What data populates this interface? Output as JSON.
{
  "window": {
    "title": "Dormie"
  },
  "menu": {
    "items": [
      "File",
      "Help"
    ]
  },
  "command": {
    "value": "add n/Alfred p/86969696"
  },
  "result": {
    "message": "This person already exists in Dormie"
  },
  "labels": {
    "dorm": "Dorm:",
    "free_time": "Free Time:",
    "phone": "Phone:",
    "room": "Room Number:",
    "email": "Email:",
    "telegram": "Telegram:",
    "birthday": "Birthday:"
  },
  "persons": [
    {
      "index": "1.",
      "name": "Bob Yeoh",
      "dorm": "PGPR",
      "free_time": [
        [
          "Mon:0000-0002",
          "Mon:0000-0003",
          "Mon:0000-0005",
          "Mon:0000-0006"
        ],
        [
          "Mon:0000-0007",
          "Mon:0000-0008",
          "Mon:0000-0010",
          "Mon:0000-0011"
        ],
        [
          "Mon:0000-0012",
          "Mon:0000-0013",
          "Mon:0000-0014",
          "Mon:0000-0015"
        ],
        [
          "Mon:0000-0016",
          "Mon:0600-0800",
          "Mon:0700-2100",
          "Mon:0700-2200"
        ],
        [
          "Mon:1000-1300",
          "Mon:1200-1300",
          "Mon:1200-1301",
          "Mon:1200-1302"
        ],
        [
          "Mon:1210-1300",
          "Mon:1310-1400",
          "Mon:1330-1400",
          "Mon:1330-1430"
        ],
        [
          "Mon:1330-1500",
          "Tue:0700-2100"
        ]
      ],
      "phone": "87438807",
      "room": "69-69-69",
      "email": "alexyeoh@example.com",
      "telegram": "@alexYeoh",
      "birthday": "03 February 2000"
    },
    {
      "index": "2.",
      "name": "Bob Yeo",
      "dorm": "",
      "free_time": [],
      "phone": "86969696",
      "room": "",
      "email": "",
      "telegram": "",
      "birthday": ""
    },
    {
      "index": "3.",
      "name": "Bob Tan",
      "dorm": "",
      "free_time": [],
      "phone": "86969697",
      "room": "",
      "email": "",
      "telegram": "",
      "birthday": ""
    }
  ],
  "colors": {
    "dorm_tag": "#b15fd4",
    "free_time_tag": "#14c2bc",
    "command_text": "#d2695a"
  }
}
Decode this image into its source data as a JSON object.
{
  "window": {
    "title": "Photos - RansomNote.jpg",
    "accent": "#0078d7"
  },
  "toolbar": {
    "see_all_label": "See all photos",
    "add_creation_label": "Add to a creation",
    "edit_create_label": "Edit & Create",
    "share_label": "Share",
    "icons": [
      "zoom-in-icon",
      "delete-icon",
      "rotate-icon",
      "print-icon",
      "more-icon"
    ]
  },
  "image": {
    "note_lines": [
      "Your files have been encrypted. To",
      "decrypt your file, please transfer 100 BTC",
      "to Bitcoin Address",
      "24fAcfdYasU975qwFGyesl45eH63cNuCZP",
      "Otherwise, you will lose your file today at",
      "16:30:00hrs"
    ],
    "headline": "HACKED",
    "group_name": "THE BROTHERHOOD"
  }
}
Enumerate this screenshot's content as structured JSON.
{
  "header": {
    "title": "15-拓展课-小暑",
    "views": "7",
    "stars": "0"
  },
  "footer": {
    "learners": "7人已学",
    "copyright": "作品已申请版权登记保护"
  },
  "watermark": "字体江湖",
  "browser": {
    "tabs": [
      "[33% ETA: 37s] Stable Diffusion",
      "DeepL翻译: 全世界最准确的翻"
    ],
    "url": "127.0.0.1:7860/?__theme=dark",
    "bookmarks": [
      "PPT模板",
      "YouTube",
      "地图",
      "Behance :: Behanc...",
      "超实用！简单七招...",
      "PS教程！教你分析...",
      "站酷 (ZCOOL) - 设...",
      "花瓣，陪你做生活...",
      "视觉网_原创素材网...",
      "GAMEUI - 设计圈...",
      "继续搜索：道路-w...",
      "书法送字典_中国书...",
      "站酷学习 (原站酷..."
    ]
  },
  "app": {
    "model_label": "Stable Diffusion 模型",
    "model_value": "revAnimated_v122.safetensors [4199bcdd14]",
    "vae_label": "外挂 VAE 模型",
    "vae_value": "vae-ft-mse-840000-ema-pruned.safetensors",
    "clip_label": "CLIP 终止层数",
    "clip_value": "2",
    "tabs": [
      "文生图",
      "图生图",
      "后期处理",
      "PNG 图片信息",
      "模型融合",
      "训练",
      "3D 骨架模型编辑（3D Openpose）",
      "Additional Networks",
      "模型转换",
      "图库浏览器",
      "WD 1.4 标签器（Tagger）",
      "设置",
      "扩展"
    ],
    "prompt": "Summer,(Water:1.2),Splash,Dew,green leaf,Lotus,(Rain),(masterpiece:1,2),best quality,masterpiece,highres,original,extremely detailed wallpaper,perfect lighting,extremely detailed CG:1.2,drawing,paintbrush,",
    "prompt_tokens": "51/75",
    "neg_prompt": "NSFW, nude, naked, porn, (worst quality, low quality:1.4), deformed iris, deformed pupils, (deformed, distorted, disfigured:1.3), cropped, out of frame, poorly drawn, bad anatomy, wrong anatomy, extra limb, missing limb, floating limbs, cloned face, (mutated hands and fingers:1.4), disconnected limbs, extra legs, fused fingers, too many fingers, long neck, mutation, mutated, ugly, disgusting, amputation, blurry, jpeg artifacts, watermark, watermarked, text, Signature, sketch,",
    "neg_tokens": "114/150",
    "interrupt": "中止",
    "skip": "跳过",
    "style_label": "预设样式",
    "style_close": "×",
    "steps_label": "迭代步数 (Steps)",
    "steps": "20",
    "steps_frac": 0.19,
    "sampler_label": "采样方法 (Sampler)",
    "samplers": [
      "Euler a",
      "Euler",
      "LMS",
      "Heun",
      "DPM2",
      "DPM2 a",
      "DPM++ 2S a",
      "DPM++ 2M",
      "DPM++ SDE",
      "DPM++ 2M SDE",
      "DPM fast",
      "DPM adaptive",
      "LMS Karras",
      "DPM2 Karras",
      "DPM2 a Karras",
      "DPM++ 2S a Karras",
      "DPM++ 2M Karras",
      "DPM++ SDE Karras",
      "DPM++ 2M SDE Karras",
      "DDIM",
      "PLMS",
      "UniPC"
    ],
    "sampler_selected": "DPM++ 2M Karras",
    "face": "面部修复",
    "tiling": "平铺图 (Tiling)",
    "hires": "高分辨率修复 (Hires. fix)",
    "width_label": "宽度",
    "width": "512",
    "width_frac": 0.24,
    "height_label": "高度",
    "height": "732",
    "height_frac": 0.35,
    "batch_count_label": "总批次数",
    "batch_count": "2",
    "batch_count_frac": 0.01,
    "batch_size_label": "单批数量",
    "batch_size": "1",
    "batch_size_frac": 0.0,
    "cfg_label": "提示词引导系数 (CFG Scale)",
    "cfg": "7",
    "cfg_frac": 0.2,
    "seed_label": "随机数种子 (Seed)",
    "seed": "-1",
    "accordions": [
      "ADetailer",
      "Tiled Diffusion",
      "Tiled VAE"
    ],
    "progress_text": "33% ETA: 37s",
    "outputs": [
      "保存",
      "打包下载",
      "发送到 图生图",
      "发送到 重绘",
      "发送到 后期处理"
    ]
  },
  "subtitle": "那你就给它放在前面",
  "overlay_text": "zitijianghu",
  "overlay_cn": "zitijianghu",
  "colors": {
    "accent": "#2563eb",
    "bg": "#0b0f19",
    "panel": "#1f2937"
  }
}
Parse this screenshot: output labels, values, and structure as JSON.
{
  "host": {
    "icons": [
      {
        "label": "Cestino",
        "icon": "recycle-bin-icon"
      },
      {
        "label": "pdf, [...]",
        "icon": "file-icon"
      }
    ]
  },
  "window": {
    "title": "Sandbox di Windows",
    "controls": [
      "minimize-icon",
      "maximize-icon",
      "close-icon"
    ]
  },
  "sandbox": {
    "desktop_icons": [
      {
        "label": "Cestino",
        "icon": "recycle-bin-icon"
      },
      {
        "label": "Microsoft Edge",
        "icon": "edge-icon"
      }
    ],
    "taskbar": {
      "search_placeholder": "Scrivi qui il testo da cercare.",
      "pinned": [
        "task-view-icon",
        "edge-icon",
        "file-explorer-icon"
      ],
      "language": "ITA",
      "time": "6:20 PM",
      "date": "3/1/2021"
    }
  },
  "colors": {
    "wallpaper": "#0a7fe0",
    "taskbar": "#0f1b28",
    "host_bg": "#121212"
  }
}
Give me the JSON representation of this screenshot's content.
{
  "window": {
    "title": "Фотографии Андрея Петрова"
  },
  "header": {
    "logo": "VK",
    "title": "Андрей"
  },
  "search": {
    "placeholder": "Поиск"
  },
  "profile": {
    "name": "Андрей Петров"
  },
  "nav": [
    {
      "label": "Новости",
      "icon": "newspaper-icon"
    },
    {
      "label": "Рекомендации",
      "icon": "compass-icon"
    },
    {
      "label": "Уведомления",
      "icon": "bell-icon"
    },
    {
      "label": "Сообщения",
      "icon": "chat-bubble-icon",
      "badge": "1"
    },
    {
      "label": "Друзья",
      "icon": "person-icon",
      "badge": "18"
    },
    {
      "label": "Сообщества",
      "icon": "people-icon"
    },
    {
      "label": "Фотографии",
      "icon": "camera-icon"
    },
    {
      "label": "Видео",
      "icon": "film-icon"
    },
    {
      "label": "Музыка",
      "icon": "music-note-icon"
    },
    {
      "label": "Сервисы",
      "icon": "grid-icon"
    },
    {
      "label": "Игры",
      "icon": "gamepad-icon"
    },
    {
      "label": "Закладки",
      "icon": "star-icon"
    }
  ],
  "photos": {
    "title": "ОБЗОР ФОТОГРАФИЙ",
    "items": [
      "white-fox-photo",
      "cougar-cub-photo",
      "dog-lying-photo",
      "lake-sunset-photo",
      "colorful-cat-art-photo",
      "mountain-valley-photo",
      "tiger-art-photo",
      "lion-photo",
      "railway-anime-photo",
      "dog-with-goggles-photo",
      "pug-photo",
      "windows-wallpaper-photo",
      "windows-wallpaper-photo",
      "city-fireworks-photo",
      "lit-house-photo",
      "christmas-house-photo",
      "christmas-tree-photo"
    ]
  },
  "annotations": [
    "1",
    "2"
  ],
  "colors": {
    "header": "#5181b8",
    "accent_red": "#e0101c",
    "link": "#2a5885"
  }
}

PROBLEM STATEMENT — All lines above containing the string "labels" are to be collected.

EXERCISE RESULT —
  "labels": {
Parse this screenshot: output labels, values, and structure as JSON.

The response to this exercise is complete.